Records from a dataset
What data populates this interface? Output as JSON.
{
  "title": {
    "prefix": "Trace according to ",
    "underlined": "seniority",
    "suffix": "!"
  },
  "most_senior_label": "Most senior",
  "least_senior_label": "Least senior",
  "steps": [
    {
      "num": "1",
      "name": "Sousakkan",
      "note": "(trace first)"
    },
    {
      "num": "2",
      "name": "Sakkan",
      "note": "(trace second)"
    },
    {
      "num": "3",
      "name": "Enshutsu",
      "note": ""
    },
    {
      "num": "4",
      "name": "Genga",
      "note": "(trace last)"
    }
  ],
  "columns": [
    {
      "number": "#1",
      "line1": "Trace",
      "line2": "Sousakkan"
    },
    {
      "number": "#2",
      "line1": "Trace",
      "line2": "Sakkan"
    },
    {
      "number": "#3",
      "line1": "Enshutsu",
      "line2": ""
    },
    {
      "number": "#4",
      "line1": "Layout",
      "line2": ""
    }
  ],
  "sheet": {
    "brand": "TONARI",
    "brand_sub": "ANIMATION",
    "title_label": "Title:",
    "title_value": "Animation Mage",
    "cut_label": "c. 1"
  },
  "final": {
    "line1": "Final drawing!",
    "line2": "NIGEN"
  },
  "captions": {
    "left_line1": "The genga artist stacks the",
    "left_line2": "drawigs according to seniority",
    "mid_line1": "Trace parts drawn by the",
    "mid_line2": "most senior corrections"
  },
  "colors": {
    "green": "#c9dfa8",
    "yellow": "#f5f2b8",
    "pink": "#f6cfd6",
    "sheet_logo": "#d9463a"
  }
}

• REQUIREMENTS:
Reproduce the entire listing word for word.

• OUTPUT OF THE TASK:
What data populates this interface? Output as JSON.
{
  "title": {
    "prefix": "Trace according to ",
    "underlined": "seniority",
    "suffix": "!"
  },
  "most_senior_label": "Most senior",
  "least_senior_label": "Least senior",
  "steps": [
    {
      "num": "1",
      "name": "Sousakkan",
      "note": "(trace first)"
    },
    {
      "num": "2",
      "name": "Sakkan",
      "note": "(trace second)"
    },
    {
      "num": "3",
      "name": "Enshutsu",
      "note": ""
    },
    {
      "num": "4",
      "name": "Genga",
      "note": "(trace last)"
    }
  ],
  "columns": [
    {
      "number": "#1",
      "line1": "Trace",
      "line2": "Sousakkan"
    },
    {
      "number": "#2",
      "line1": "Trace",
      "line2": "Sakkan"
    },
    {
      "number": "#3",
      "line1": "Enshutsu",
      "line2": ""
    },
    {
      "number": "#4",
      "line1": "Layout",
      "line2": ""
    }
  ],
  "sheet": {
    "brand": "TONARI",
    "brand_sub": "ANIMATION",
    "title_label": "Title:",
    "title_value": "Animation Mage",
    "cut_label": "c. 1"
  },
  "final": {
    "line1": "Final drawing!",
    "line2": "NIGEN"
  },
  "captions": {
    "left_line1": "The genga artist stacks the",
    "left_line2": "drawigs according to seniority",
    "mid_line1": "Trace parts drawn by the",
    "mid_line2": "most senior corrections"
  },
  "colors": {
    "green": "#c9dfa8",
    "yellow": "#f5f2b8",
    "pink": "#f6cfd6",
    "sheet_logo": "#d9463a"
  }
}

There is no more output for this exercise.